TASK GOAL:
Find how many lines in the data below include the word "Gross", then write only that number.

(Collected data entries)

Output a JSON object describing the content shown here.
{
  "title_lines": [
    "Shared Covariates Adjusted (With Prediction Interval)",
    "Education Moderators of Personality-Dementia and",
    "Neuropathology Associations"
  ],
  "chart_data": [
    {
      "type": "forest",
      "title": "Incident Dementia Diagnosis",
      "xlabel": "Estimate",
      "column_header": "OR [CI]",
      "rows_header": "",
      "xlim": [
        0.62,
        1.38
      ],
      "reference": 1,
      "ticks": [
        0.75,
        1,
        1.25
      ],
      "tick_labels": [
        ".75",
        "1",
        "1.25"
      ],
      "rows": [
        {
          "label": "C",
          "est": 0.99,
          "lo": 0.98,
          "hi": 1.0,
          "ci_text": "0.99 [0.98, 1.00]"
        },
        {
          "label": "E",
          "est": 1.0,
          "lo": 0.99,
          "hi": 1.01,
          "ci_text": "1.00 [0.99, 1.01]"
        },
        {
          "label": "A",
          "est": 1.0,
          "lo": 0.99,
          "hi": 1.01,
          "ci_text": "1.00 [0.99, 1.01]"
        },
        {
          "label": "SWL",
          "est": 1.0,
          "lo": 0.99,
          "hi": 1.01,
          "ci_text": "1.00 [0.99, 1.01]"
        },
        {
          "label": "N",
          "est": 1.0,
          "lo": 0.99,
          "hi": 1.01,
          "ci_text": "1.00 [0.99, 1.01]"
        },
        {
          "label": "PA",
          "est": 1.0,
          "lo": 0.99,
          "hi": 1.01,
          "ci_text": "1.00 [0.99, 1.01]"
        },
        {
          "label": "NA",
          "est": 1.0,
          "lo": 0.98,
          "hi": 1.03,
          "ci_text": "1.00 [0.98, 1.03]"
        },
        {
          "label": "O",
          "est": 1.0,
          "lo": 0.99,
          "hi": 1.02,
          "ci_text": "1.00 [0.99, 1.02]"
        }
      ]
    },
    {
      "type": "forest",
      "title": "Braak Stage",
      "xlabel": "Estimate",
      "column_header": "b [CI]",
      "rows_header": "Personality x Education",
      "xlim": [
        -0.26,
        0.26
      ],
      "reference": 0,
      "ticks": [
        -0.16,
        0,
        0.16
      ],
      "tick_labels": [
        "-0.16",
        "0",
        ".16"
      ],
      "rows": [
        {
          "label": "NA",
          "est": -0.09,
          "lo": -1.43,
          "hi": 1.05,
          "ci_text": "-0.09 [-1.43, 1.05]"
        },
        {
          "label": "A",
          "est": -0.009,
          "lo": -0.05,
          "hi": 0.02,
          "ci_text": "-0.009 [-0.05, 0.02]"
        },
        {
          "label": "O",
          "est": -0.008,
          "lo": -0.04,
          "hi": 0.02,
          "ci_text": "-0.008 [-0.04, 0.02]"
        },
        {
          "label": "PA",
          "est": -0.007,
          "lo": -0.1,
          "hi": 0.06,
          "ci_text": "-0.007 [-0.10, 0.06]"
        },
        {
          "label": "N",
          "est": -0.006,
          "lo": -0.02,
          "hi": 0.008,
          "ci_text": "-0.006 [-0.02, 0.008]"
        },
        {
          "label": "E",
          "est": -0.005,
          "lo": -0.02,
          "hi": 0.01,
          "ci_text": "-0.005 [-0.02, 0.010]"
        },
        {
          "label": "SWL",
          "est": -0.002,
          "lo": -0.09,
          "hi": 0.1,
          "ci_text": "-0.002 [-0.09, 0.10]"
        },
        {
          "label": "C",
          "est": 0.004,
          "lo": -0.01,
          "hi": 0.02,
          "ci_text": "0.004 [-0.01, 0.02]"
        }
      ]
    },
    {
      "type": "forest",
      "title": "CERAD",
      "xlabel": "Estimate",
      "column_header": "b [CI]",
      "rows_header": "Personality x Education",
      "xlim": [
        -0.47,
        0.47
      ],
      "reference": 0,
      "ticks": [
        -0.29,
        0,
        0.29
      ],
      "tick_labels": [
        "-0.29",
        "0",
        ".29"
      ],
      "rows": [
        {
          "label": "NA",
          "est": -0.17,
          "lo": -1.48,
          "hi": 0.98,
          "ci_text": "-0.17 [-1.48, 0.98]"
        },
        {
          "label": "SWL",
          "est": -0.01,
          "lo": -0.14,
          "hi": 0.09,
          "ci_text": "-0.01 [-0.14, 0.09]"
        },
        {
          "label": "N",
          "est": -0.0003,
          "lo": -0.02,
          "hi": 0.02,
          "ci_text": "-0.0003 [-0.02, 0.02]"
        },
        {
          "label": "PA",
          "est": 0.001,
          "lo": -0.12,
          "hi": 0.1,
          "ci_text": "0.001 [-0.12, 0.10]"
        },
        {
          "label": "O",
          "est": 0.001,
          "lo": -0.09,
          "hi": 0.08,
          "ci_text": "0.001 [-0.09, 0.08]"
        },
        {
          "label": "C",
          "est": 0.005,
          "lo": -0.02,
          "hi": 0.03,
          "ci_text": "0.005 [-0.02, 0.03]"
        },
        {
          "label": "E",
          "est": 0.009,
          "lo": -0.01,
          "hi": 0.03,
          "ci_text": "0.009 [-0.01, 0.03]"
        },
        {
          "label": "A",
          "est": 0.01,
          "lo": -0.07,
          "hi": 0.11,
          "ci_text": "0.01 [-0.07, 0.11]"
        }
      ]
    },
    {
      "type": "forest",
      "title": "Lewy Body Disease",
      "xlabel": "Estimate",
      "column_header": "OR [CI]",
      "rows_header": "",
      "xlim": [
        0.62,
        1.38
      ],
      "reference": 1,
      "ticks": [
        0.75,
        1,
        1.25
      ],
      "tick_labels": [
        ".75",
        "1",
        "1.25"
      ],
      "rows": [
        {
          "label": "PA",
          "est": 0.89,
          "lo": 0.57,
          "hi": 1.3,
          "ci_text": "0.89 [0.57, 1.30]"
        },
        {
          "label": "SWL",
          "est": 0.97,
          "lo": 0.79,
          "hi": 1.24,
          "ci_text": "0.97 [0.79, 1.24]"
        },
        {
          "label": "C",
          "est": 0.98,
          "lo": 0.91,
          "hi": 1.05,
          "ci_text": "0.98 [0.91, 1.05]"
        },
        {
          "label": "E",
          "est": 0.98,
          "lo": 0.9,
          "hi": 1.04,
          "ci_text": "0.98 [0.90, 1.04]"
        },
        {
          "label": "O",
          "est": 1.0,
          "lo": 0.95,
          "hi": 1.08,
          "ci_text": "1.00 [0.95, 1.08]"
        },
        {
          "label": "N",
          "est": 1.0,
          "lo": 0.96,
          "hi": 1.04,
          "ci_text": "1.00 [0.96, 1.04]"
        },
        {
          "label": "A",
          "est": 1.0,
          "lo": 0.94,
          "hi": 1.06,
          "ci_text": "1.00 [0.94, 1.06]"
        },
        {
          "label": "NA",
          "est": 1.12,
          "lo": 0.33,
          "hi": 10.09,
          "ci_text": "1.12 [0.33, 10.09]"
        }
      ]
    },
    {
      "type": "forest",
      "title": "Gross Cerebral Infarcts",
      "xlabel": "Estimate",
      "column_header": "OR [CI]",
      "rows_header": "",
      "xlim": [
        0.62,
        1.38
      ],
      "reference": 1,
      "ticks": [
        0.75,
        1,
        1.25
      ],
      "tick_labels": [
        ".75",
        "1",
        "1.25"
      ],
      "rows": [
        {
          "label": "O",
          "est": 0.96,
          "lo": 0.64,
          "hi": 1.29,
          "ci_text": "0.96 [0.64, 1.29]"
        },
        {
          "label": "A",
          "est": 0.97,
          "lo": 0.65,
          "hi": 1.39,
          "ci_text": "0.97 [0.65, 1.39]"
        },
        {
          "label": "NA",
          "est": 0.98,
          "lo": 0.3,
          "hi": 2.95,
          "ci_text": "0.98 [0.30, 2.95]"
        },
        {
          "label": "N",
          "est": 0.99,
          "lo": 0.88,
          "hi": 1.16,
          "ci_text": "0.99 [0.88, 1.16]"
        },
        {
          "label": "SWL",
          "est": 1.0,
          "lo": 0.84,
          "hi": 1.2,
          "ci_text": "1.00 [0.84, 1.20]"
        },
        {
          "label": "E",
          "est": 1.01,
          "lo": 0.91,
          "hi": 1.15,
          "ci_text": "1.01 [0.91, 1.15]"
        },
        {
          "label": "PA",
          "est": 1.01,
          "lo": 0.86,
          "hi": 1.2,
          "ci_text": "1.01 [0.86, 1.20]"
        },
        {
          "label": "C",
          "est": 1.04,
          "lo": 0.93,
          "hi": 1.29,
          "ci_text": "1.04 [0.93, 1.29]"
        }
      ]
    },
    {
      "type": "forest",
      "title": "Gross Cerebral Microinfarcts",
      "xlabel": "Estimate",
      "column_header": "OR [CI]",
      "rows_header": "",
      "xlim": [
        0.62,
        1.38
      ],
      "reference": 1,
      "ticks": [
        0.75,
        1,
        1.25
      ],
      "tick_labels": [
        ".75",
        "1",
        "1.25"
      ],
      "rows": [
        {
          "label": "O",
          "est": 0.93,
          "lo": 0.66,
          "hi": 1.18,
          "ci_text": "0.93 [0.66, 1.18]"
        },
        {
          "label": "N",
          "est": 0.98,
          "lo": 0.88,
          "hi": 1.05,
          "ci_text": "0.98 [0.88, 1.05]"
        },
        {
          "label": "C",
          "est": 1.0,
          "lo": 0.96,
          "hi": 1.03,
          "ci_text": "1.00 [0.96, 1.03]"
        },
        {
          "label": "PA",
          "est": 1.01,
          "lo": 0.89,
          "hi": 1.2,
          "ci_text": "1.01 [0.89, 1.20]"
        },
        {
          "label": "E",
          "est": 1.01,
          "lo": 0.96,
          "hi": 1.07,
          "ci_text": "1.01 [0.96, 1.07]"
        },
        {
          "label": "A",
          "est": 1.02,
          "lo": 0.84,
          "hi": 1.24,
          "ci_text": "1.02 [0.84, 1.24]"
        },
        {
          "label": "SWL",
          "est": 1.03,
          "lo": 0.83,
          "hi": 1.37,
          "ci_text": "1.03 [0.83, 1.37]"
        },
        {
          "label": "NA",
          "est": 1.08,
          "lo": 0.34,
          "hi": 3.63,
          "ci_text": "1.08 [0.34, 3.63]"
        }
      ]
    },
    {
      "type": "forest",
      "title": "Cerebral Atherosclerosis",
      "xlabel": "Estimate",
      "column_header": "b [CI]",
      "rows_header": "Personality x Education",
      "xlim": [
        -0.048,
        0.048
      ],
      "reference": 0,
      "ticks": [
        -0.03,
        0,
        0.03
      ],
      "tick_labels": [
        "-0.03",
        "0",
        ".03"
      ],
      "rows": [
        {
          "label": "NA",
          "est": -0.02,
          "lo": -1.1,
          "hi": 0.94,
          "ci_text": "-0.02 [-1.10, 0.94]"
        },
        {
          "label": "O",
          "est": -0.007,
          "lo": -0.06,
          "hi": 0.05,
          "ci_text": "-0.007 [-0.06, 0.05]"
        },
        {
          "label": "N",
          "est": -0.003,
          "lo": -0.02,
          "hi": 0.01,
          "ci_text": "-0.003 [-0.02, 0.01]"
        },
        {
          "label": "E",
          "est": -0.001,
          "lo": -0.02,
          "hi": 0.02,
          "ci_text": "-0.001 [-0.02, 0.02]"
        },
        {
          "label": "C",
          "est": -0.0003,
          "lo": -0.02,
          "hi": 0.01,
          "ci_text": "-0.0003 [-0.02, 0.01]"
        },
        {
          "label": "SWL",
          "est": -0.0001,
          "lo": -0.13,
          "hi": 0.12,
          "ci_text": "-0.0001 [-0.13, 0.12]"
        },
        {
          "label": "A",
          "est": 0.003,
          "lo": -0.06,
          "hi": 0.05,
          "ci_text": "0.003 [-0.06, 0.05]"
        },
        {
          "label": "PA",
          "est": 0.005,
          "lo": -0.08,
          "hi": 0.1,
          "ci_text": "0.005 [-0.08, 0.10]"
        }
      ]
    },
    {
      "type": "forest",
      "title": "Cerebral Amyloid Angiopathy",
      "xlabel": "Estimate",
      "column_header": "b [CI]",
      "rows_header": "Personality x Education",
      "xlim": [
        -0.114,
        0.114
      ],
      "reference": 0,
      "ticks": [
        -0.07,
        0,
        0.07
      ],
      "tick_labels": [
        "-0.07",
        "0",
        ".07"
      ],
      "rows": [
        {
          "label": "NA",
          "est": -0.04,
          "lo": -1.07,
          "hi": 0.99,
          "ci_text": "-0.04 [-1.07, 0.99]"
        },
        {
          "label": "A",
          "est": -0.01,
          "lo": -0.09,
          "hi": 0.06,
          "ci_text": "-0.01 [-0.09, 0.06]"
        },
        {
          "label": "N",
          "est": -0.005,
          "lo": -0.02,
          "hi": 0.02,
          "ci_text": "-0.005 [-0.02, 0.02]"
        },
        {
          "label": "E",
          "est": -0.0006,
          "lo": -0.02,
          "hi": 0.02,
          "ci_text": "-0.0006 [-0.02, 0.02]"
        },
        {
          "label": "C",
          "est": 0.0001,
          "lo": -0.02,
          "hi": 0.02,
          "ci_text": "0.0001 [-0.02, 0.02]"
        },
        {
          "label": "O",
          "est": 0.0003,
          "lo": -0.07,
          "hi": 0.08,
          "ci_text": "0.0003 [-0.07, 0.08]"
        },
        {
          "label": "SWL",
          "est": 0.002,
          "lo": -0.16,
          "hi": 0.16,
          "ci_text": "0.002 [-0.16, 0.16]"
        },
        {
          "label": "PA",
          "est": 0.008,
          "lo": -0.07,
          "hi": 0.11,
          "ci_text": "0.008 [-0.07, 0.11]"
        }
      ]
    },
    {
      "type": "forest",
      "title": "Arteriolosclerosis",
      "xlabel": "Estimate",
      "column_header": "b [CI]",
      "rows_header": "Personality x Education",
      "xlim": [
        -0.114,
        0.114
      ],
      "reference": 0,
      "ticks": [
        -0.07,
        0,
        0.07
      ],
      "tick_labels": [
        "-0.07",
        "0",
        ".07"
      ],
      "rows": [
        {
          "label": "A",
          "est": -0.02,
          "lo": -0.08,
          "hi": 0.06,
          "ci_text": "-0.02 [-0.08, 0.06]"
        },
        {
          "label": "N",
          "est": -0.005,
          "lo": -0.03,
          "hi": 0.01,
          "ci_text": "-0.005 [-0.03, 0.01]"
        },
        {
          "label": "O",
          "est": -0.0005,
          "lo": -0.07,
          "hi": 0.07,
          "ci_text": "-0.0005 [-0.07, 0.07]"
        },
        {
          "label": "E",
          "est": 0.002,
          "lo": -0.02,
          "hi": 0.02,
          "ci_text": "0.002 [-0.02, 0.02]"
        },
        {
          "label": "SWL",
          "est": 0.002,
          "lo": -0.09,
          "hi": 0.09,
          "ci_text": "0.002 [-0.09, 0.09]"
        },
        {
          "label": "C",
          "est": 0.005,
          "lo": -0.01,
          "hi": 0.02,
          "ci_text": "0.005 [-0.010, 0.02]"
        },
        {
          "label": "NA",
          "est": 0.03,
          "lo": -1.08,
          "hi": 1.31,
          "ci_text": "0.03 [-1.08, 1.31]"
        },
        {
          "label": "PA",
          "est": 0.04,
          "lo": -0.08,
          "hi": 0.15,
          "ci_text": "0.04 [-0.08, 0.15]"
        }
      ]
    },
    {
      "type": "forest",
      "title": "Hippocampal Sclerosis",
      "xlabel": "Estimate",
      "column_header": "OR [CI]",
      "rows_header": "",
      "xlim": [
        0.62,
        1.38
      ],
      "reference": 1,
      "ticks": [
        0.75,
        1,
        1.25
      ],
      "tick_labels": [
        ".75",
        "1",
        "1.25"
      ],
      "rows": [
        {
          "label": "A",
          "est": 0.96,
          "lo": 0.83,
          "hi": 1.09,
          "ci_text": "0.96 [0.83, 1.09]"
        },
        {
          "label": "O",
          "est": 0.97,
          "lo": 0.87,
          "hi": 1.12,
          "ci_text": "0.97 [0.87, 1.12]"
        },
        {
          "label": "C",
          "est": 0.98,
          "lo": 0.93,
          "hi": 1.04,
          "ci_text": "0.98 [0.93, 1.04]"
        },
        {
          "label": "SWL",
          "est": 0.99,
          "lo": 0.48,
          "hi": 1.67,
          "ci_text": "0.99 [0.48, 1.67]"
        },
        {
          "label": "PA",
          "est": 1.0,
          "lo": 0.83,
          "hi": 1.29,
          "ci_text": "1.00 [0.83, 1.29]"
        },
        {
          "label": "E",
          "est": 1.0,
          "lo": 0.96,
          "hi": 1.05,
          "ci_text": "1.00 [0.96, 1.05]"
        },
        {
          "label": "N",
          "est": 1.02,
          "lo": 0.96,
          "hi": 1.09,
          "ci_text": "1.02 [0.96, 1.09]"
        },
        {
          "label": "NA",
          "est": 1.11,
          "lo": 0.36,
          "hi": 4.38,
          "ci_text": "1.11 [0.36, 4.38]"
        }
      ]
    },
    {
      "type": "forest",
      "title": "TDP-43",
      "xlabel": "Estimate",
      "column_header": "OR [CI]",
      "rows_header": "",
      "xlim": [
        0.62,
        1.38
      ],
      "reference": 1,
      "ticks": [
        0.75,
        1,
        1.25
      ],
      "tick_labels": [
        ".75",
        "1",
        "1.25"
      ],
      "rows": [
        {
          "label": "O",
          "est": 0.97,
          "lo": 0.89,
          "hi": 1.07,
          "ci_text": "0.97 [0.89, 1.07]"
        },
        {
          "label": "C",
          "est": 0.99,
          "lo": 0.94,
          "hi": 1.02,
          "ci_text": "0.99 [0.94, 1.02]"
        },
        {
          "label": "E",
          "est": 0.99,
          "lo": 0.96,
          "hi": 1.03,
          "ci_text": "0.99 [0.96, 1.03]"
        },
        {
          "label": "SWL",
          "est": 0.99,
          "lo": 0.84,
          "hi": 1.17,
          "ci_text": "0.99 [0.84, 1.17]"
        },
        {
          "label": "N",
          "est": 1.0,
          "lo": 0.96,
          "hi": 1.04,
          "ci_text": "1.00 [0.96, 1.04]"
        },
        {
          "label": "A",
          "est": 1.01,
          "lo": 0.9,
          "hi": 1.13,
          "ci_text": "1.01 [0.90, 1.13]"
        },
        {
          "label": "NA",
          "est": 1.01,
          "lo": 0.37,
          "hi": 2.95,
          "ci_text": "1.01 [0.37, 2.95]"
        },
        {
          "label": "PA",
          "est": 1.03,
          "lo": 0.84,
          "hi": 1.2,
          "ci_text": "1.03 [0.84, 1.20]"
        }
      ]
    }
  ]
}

SOLUTION TO THIS TASK:
2